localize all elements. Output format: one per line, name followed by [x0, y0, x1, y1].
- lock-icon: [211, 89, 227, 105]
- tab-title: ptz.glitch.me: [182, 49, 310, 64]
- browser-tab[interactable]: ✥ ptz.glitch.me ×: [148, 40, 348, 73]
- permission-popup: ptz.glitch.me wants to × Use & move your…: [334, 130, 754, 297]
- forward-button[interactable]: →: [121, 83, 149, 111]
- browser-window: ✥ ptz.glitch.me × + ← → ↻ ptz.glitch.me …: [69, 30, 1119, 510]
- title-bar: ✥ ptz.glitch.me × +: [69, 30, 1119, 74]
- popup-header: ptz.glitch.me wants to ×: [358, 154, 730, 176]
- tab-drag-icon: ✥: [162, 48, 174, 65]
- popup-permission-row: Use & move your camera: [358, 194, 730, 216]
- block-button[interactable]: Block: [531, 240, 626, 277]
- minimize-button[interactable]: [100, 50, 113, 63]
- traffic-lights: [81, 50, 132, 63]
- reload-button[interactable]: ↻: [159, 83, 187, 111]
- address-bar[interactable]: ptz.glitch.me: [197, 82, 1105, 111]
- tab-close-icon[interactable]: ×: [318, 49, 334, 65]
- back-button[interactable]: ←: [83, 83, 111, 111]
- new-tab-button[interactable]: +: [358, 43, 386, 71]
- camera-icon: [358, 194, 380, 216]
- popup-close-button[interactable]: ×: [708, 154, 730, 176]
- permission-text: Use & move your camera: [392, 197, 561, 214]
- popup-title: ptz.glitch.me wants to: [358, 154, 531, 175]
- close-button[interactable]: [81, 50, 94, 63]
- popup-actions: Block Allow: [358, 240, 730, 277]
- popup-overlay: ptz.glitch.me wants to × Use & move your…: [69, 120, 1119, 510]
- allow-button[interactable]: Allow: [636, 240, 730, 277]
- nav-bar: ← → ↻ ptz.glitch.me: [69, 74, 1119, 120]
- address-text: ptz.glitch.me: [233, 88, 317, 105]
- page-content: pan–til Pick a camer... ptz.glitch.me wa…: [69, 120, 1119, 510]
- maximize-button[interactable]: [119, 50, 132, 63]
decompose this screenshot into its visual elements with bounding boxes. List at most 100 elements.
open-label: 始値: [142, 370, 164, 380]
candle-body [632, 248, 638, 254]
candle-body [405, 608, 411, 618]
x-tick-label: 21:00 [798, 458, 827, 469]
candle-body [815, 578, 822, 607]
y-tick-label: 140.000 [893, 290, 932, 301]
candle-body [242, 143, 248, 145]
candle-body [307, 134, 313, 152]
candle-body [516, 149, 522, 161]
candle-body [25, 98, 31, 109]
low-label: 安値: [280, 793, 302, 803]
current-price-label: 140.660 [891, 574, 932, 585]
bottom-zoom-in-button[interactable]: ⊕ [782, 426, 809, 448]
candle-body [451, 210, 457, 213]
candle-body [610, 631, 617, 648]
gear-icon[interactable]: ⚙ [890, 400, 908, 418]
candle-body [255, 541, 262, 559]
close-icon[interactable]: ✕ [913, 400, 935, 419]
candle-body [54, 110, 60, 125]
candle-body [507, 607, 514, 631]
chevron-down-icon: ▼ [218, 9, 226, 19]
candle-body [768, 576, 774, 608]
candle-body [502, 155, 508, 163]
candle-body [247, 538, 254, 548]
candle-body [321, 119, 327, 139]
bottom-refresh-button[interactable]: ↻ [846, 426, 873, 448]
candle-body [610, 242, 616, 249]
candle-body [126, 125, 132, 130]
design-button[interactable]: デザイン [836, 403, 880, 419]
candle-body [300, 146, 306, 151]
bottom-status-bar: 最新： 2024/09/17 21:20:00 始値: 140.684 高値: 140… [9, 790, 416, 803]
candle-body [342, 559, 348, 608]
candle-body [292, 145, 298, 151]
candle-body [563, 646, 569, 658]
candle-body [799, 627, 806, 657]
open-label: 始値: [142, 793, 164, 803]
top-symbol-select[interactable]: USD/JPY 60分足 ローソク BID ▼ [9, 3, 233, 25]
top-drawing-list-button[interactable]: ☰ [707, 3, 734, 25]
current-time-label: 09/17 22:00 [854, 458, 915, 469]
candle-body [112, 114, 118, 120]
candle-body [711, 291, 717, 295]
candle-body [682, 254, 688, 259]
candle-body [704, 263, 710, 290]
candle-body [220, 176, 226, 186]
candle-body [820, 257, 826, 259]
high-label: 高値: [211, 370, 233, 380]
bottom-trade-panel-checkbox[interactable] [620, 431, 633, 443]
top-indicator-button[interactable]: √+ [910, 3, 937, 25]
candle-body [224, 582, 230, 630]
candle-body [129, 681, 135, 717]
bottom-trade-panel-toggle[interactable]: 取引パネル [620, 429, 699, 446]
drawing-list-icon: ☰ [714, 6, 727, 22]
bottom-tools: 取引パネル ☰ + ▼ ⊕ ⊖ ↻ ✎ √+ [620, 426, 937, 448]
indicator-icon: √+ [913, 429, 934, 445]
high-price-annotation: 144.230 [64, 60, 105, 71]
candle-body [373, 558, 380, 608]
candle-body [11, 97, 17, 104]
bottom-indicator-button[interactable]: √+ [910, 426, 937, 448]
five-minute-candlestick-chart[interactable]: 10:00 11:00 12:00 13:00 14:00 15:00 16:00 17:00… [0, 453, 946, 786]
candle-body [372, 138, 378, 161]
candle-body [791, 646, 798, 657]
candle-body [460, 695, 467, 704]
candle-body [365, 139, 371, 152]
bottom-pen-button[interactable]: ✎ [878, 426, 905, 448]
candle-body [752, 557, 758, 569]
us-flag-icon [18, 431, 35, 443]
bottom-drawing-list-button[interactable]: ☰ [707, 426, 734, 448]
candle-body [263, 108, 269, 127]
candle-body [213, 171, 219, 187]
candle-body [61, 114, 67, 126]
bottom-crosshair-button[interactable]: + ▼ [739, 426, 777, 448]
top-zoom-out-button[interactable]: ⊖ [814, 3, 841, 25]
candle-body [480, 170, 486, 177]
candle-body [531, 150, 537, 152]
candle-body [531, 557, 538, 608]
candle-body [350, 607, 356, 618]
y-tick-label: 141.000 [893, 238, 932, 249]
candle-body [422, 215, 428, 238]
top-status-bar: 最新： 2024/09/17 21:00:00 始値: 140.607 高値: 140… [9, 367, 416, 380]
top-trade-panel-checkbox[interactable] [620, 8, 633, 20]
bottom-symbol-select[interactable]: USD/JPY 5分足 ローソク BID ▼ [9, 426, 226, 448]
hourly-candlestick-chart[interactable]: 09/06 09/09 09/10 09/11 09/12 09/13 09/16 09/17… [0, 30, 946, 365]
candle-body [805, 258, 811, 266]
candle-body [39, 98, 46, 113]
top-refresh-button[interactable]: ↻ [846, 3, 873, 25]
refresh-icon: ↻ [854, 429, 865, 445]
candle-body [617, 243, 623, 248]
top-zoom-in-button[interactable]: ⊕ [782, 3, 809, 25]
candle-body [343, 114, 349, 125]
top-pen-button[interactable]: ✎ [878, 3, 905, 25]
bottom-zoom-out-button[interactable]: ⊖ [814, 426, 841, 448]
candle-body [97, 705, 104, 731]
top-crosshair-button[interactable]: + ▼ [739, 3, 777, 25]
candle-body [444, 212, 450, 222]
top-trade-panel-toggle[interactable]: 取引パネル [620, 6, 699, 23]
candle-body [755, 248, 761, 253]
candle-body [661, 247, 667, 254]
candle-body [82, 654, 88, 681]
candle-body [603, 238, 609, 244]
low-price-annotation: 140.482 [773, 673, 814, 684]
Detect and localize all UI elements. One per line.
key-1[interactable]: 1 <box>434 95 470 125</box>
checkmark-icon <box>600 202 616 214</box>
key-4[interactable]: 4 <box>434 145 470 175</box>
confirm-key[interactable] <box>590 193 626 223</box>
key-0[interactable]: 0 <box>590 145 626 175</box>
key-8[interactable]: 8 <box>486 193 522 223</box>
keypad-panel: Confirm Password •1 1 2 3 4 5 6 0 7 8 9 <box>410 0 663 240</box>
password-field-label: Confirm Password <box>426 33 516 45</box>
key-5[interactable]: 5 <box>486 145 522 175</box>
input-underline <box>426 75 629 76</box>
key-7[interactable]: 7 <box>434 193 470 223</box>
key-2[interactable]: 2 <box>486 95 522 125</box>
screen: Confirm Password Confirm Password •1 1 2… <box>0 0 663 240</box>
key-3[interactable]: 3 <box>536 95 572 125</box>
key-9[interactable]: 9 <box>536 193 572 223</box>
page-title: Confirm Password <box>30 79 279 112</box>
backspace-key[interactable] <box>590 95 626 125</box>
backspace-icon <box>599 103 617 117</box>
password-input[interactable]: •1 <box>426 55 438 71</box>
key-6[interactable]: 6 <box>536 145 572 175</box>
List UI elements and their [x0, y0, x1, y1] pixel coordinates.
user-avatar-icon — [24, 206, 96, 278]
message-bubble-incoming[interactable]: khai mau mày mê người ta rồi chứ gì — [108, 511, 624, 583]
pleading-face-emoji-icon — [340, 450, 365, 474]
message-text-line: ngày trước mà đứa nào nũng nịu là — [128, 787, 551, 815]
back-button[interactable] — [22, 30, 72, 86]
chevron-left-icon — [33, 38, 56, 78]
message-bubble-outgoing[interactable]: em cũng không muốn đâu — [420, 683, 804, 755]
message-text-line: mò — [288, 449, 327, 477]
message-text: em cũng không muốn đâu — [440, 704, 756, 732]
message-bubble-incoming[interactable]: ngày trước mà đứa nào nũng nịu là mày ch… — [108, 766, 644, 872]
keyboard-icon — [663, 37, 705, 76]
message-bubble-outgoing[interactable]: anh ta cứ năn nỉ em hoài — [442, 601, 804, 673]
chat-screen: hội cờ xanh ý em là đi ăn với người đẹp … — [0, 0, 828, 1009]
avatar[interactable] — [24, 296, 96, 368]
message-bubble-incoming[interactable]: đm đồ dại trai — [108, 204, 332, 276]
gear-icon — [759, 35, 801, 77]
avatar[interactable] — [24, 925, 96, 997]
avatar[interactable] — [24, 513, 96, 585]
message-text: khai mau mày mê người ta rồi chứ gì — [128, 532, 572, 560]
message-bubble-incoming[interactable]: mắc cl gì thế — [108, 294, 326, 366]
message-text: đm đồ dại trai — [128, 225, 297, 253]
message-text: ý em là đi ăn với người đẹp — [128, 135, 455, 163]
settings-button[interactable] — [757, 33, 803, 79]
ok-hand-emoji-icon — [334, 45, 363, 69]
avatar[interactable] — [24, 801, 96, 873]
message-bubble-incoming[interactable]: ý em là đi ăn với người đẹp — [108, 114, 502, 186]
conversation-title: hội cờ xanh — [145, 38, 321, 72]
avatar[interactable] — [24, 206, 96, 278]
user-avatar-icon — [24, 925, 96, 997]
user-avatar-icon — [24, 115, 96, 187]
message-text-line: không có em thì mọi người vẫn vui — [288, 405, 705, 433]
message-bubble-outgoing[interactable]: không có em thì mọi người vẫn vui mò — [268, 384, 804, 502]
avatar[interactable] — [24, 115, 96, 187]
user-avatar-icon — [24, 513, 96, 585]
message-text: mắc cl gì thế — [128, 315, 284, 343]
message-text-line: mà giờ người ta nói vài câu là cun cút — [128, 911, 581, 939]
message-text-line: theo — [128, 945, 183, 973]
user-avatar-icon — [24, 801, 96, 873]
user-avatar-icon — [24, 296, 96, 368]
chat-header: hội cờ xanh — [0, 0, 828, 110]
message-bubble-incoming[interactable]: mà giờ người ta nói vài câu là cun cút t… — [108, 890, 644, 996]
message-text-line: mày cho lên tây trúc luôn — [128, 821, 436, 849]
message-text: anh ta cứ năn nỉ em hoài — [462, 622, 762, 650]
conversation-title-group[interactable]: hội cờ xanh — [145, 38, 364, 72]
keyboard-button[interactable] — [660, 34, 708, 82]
• • • •
Reproduce everything from the start of the records down to the line containing "- forward-button[interactable]: →: [121, 83, 149, 111]", changing "permission-popup" to "permission-dialog" and leaving all else unchanged.

localize all elements. Output format: one per line, name followed by [x0, y0, x1, y1].
- lock-icon: [211, 89, 227, 105]
- tab-title: ptz.glitch.me: [182, 49, 310, 64]
- browser-tab[interactable]: ✥ ptz.glitch.me ×: [148, 40, 348, 73]
- permission-dialog: ptz.glitch.me wants to × Use & move your…: [334, 130, 754, 297]
- forward-button[interactable]: →: [121, 83, 149, 111]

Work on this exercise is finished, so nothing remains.